- INSTRUCTIONS TO FOLLOW
Below is a block of records; repeat each one exactly.

- MATERIAL SUPPLIED
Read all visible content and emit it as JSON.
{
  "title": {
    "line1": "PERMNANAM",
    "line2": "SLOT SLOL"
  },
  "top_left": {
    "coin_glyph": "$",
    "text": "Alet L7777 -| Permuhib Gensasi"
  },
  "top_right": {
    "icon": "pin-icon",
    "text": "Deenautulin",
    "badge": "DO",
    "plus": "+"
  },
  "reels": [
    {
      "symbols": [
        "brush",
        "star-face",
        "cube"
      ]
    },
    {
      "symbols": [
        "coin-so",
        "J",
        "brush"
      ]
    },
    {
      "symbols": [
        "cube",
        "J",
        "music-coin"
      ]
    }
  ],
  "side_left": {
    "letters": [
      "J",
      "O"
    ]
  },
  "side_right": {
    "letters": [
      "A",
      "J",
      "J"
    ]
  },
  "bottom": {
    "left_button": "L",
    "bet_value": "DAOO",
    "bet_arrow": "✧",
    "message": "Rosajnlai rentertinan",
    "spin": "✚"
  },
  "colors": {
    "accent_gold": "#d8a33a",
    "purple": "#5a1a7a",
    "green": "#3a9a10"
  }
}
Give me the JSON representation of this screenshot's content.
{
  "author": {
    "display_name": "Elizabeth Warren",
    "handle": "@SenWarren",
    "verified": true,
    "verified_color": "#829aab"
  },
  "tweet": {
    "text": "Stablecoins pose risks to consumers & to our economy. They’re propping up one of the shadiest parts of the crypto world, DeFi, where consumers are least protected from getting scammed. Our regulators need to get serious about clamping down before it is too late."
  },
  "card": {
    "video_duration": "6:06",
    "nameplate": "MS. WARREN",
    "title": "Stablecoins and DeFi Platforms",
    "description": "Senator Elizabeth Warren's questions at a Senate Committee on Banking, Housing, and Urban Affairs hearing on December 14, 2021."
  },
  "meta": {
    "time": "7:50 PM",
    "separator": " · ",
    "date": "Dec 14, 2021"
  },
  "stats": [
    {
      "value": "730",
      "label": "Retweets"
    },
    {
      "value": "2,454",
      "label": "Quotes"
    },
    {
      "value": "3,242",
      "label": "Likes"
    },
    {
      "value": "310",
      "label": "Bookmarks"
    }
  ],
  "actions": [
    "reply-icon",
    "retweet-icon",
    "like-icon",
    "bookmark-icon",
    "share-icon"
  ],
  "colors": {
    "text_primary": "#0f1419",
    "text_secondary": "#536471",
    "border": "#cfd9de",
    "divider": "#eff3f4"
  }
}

- WRITTEN SOLUTION
Read all visible content and emit it as JSON.
{
  "title": {
    "line1": "PERMNANAM",
    "line2": "SLOT SLOL"
  },
  "top_left": {
    "coin_glyph": "$",
    "text": "Alet L7777 -| Permuhib Gensasi"
  },
  "top_right": {
    "icon": "pin-icon",
    "text": "Deenautulin",
    "badge": "DO",
    "plus": "+"
  },
  "reels": [
    {
      "symbols": [
        "brush",
        "star-face",
        "cube"
      ]
    },
    {
      "symbols": [
        "coin-so",
        "J",
        "brush"
      ]
    },
    {
      "symbols": [
        "cube",
        "J",
        "music-coin"
      ]
    }
  ],
  "side_left": {
    "letters": [
      "J",
      "O"
    ]
  },
  "side_right": {
    "letters": [
      "A",
      "J",
      "J"
    ]
  },
  "bottom": {
    "left_button": "L",
    "bet_value": "DAOO",
    "bet_arrow": "✧",
    "message": "Rosajnlai rentertinan",
    "spin": "✚"
  },
  "colors": {
    "accent_gold": "#d8a33a",
    "purple": "#5a1a7a",
    "green": "#3a9a10"
  }
}
Give me the JSON representation of this screenshot's content.
{
  "author": {
    "display_name": "Elizabeth Warren",
    "handle": "@SenWarren",
    "verified": true,
    "verified_color": "#829aab"
  },
  "tweet": {
    "text": "Stablecoins pose risks to consumers & to our economy. They’re propping up one of the shadiest parts of the crypto world, DeFi, where consumers are least protected from getting scammed. Our regulators need to get serious about clamping down before it is too late."
  },
  "card": {
    "video_duration": "6:06",
    "nameplate": "MS. WARREN",
    "title": "Stablecoins and DeFi Platforms",
    "description": "Senator Elizabeth Warren's questions at a Senate Committee on Banking, Housing, and Urban Affairs hearing on December 14, 2021."
  },
  "meta": {
    "time": "7:50 PM",
    "separator": " · ",
    "date": "Dec 14, 2021"
  },
  "stats": [
    {
      "value": "730",
      "label": "Retweets"
    },
    {
      "value": "2,454",
      "label": "Quotes"
    },
    {
      "value": "3,242",
      "label": "Likes"
    },
    {
      "value": "310",
      "label": "Bookmarks"
    }
  ],
  "actions": [
    "reply-icon",
    "retweet-icon",
    "like-icon",
    "bookmark-icon",
    "share-icon"
  ],
  "colors": {
    "text_primary": "#0f1419",
    "text_secondary": "#536471",
    "border": "#cfd9de",
    "divider": "#eff3f4"
  }
}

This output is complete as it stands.